YOUR OBJECTIVE | Word for word, restate every line of the listing that follows.

DATA TO PROCESS |
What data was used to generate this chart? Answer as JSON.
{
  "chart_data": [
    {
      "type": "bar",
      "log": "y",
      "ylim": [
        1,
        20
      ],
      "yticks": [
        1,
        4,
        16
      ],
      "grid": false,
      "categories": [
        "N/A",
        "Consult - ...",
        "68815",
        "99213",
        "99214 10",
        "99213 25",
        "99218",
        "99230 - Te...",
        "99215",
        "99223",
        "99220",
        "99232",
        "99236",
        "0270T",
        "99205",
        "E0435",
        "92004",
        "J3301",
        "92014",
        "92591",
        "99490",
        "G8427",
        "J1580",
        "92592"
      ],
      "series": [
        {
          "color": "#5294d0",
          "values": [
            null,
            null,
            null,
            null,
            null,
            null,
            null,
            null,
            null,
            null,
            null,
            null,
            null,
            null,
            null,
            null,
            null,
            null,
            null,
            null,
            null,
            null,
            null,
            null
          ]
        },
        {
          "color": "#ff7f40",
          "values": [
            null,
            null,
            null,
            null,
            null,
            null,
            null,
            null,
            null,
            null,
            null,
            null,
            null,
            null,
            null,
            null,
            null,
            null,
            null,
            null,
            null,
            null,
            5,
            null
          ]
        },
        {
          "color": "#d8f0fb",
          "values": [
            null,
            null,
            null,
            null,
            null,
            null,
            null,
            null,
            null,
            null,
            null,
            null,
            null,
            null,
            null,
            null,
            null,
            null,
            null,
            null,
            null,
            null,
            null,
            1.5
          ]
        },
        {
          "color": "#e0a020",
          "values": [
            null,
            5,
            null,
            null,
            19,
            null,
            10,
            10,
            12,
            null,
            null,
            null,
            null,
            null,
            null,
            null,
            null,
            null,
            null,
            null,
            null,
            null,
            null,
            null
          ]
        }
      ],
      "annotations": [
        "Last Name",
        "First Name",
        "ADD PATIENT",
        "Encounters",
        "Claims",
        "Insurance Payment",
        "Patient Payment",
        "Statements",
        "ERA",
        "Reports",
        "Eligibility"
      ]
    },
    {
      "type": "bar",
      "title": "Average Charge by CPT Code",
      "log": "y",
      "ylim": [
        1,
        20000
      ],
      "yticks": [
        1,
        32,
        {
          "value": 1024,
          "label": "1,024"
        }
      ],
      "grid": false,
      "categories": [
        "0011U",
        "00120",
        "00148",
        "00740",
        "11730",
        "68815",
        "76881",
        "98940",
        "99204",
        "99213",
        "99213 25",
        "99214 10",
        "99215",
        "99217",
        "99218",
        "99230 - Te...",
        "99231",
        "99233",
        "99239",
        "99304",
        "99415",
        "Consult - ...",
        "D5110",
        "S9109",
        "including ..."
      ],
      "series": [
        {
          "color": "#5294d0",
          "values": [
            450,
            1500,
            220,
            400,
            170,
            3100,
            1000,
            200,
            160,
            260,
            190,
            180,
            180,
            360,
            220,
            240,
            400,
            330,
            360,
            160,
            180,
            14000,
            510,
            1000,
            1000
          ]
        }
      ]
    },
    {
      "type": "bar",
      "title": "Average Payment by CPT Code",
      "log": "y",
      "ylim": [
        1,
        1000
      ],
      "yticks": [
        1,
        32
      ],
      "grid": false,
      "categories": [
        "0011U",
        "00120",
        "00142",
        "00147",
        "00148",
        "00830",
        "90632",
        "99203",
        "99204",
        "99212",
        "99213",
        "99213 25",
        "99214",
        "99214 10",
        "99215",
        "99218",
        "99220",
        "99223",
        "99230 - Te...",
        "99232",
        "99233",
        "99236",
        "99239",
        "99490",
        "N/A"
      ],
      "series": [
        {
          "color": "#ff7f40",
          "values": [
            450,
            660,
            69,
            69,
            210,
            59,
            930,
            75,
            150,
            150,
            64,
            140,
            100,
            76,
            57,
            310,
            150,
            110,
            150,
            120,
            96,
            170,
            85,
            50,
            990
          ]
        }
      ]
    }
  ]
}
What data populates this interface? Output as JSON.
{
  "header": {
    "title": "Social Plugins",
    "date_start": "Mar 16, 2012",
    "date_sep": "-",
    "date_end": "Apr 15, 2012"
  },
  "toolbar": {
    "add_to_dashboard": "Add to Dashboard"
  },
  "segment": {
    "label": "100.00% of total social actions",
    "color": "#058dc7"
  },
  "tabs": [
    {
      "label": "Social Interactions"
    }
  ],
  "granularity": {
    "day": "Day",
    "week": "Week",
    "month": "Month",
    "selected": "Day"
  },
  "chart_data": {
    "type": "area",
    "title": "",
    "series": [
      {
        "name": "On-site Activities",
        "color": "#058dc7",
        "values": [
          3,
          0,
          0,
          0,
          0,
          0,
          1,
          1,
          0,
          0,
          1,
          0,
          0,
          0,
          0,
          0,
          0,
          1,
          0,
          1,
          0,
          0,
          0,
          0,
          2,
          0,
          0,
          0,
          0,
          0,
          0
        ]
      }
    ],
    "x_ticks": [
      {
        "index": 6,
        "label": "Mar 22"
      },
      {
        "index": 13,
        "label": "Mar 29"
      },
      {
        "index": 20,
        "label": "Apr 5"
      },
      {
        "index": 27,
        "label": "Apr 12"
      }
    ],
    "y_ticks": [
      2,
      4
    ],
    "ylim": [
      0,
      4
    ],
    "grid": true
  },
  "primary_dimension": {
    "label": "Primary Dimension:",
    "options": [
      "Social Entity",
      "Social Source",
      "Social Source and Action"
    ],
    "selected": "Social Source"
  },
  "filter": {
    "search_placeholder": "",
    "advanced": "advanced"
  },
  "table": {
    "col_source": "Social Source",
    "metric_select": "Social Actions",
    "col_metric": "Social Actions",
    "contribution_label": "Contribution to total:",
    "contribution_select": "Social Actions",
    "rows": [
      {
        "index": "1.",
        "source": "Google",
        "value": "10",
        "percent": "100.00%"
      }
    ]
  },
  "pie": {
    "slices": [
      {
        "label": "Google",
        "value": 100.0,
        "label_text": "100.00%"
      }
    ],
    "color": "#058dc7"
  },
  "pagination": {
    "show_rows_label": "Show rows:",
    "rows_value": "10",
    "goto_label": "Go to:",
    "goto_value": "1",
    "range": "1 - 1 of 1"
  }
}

EXERCISE RESULT |
What data was used to generate this chart? Answer as JSON.
{
  "chart_data": [
    {
      "type": "bar",
      "log": "y",
      "ylim": [
        1,
        20
      ],
      "yticks": [
        1,
        4,
        16
      ],
      "grid": false,
      "categories": [
        "N/A",
        "Consult - ...",
        "68815",
        "99213",
        "99214 10",
        "99213 25",
        "99218",
        "99230 - Te...",
        "99215",
        "99223",
        "99220",
        "99232",
        "99236",
        "0270T",
        "99205",
        "E0435",
        "92004",
        "J3301",
        "92014",
        "92591",
        "99490",
        "G8427",
        "J1580",
        "92592"
      ],
      "series": [
        {
          "color": "#5294d0",
          "values": [
            null,
            null,
            null,
            null,
            null,
            null,
            null,
            null,
            null,
            null,
            null,
            null,
            null,
            null,
            null,
            null,
            null,
            null,
            null,
            null,
            null,
            null,
            null,
            null
          ]
        },
        {
          "color": "#ff7f40",
          "values": [
            null,
            null,
            null,
            null,
            null,
            null,
            null,
            null,
            null,
            null,
            null,
            null,
            null,
            null,
            null,
            null,
            null,
            null,
            null,
            null,
            null,
            null,
            5,
            null
          ]
        },
        {
          "color": "#d8f0fb",
          "values": [
            null,
            null,
            null,
            null,
            null,
            null,
            null,
            null,
            null,
            null,
            null,
            null,
            null,
            null,
            null,
            null,
            null,
            null,
            null,
            null,
            null,
            null,
            null,
            1.5
          ]
        },
        {
          "color": "#e0a020",
          "values": [
            null,
            5,
            null,
            null,
            19,
            null,
            10,
            10,
            12,
            null,
            null,
            null,
            null,
            null,
            null,
            null,
            null,
            null,
            null,
            null,
            null,
            null,
            null,
            null
          ]
        }
      ],
      "annotations": [
        "Last Name",
        "First Name",
        "ADD PATIENT",
        "Encounters",
        "Claims",
        "Insurance Payment",
        "Patient Payment",
        "Statements",
        "ERA",
        "Reports",
        "Eligibility"
      ]
    },
    {
      "type": "bar",
      "title": "Average Charge by CPT Code",
      "log": "y",
      "ylim": [
        1,
        20000
      ],
      "yticks": [
        1,
        32,
        {
          "value": 1024,
          "label": "1,024"
        }
      ],
      "grid": false,
      "categories": [
        "0011U",
        "00120",
        "00148",
        "00740",
        "11730",
        "68815",
        "76881",
        "98940",
        "99204",
        "99213",
        "99213 25",
        "99214 10",
        "99215",
        "99217",
        "99218",
        "99230 - Te...",
        "99231",
        "99233",
        "99239",
        "99304",
        "99415",
        "Consult - ...",
        "D5110",
        "S9109",
        "including ..."
      ],
      "series": [
        {
          "color": "#5294d0",
          "values": [
            450,
            1500,
            220,
            400,
            170,
            3100,
            1000,
            200,
            160,
            260,
            190,
            180,
            180,
            360,
            220,
            240,
            400,
            330,
            360,
            160,
            180,
            14000,
            510,
            1000,
            1000
          ]
        }
      ]
    },
    {
      "type": "bar",
      "title": "Average Payment by CPT Code",
      "log": "y",
      "ylim": [
        1,
        1000
      ],
      "yticks": [
        1,
        32
      ],
      "grid": false,
      "categories": [
        "0011U",
        "00120",
        "00142",
        "00147",
        "00148",
        "00830",
        "90632",
        "99203",
        "99204",
        "99212",
        "99213",
        "99213 25",
        "99214",
        "99214 10",
        "99215",
        "99218",
        "99220",
        "99223",
        "99230 - Te...",
        "99232",
        "99233",
        "99236",
        "99239",
        "99490",
        "N/A"
      ],
      "series": [
        {
          "color": "#ff7f40",
          "values": [
            450,
            660,
            69,
            69,
            210,
            59,
            930,
            75,
            150,
            150,
            64,
            140,
            100,
            76,
            57,
            310,
            150,
            110,
            150,
            120,
            96,
            170,
            85,
            50,
            990
          ]
        }
      ]
    }
  ]
}
What data populates this interface? Output as JSON.
{
  "header": {
    "title": "Social Plugins",
    "date_start": "Mar 16, 2012",
    "date_sep": "-",
    "date_end": "Apr 15, 2012"
  },
  "toolbar": {
    "add_to_dashboard": "Add to Dashboard"
  },
  "segment": {
    "label": "100.00% of total social actions",
    "color": "#058dc7"
  },
  "tabs": [
    {
      "label": "Social Interactions"
    }
  ],
  "granularity": {
    "day": "Day",
    "week": "Week",
    "month": "Month",
    "selected": "Day"
  },
  "chart_data": {
    "type": "area",
    "title": "",
    "series": [
      {
        "name": "On-site Activities",
        "color": "#058dc7",
        "values": [
          3,
          0,
          0,
          0,
          0,
          0,
          1,
          1,
          0,
          0,
          1,
          0,
          0,
          0,
          0,
          0,
          0,
          1,
          0,
          1,
          0,
          0,
          0,
          0,
          2,
          0,
          0,
          0,
          0,
          0,
          0
        ]
      }
    ],
    "x_ticks": [
      {
        "index": 6,
        "label": "Mar 22"
      },
      {
        "index": 13,
        "label": "Mar 29"
      },
      {
        "index": 20,
        "label": "Apr 5"
      },
      {
        "index": 27,
        "label": "Apr 12"
      }
    ],
    "y_ticks": [
      2,
      4
    ],
    "ylim": [
      0,
      4
    ],
    "grid": true
  },
  "primary_dimension": {
    "label": "Primary Dimension:",
    "options": [
      "Social Entity",
      "Social Source",
      "Social Source and Action"
    ],
    "selected": "Social Source"
  },
  "filter": {
    "search_placeholder": "",
    "advanced": "advanced"
  },
  "table": {
    "col_source": "Social Source",
    "metric_select": "Social Actions",
    "col_metric": "Social Actions",
    "contribution_label": "Contribution to total:",
    "contribution_select": "Social Actions",
    "rows": [
      {
        "index": "1.",
        "source": "Google",
        "value": "10",
        "percent": "100.00%"
      }
    ]
  },
  "pie": {
    "slices": [
      {
        "label": "Google",
        "value": 100.0,
        "label_text": "100.00%"
      }
    ],
    "color": "#058dc7"
  },
  "pagination": {
    "show_rows_label": "Show rows:",
    "rows_value": "10",
    "goto_label": "Go to:",
    "goto_value": "1",
    "range": "1 - 1 of 1"
  }
}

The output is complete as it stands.